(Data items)
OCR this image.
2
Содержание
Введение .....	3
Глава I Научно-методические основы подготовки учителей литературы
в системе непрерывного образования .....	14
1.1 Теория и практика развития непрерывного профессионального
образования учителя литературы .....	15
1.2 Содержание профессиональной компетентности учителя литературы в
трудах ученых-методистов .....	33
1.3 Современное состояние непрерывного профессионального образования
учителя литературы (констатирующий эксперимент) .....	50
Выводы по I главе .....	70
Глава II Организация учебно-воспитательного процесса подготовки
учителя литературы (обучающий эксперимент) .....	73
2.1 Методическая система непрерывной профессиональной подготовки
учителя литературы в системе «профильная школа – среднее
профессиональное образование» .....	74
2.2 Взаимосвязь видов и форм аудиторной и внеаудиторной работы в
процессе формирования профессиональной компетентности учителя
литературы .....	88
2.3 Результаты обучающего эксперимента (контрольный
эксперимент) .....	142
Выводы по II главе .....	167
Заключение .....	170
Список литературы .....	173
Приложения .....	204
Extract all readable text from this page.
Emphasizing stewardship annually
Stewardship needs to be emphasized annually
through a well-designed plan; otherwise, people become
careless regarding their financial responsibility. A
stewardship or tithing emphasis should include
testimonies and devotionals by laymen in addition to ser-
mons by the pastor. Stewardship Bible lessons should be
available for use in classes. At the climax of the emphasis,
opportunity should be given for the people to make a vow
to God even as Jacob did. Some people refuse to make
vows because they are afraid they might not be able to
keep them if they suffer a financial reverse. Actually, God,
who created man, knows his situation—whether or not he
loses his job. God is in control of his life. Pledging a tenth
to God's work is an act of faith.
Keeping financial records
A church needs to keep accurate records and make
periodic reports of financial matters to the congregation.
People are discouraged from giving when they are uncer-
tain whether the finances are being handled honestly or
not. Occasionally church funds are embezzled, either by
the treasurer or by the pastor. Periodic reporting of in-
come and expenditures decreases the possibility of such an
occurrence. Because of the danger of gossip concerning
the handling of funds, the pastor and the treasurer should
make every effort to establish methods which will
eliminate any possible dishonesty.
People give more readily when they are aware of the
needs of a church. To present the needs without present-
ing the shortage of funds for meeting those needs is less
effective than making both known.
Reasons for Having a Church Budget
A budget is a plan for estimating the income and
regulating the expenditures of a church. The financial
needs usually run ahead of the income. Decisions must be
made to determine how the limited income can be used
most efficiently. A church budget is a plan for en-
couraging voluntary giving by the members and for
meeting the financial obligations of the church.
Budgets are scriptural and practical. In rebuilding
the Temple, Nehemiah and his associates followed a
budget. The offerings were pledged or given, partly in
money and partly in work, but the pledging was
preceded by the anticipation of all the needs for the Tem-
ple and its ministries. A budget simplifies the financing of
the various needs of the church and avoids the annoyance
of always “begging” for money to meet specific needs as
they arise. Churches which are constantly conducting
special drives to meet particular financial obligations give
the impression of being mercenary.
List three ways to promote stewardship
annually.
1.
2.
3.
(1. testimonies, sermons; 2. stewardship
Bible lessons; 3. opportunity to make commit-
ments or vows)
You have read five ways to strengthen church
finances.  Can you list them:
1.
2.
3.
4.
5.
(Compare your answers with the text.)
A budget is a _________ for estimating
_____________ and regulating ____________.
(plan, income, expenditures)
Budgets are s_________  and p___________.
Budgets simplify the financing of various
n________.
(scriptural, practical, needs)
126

Prompt:
Reproduce every line of the listing above in which the string "various" appears.

Response to the exercise:
the various needs of the church and avoids the annoyance
Budgets simplify the financing of various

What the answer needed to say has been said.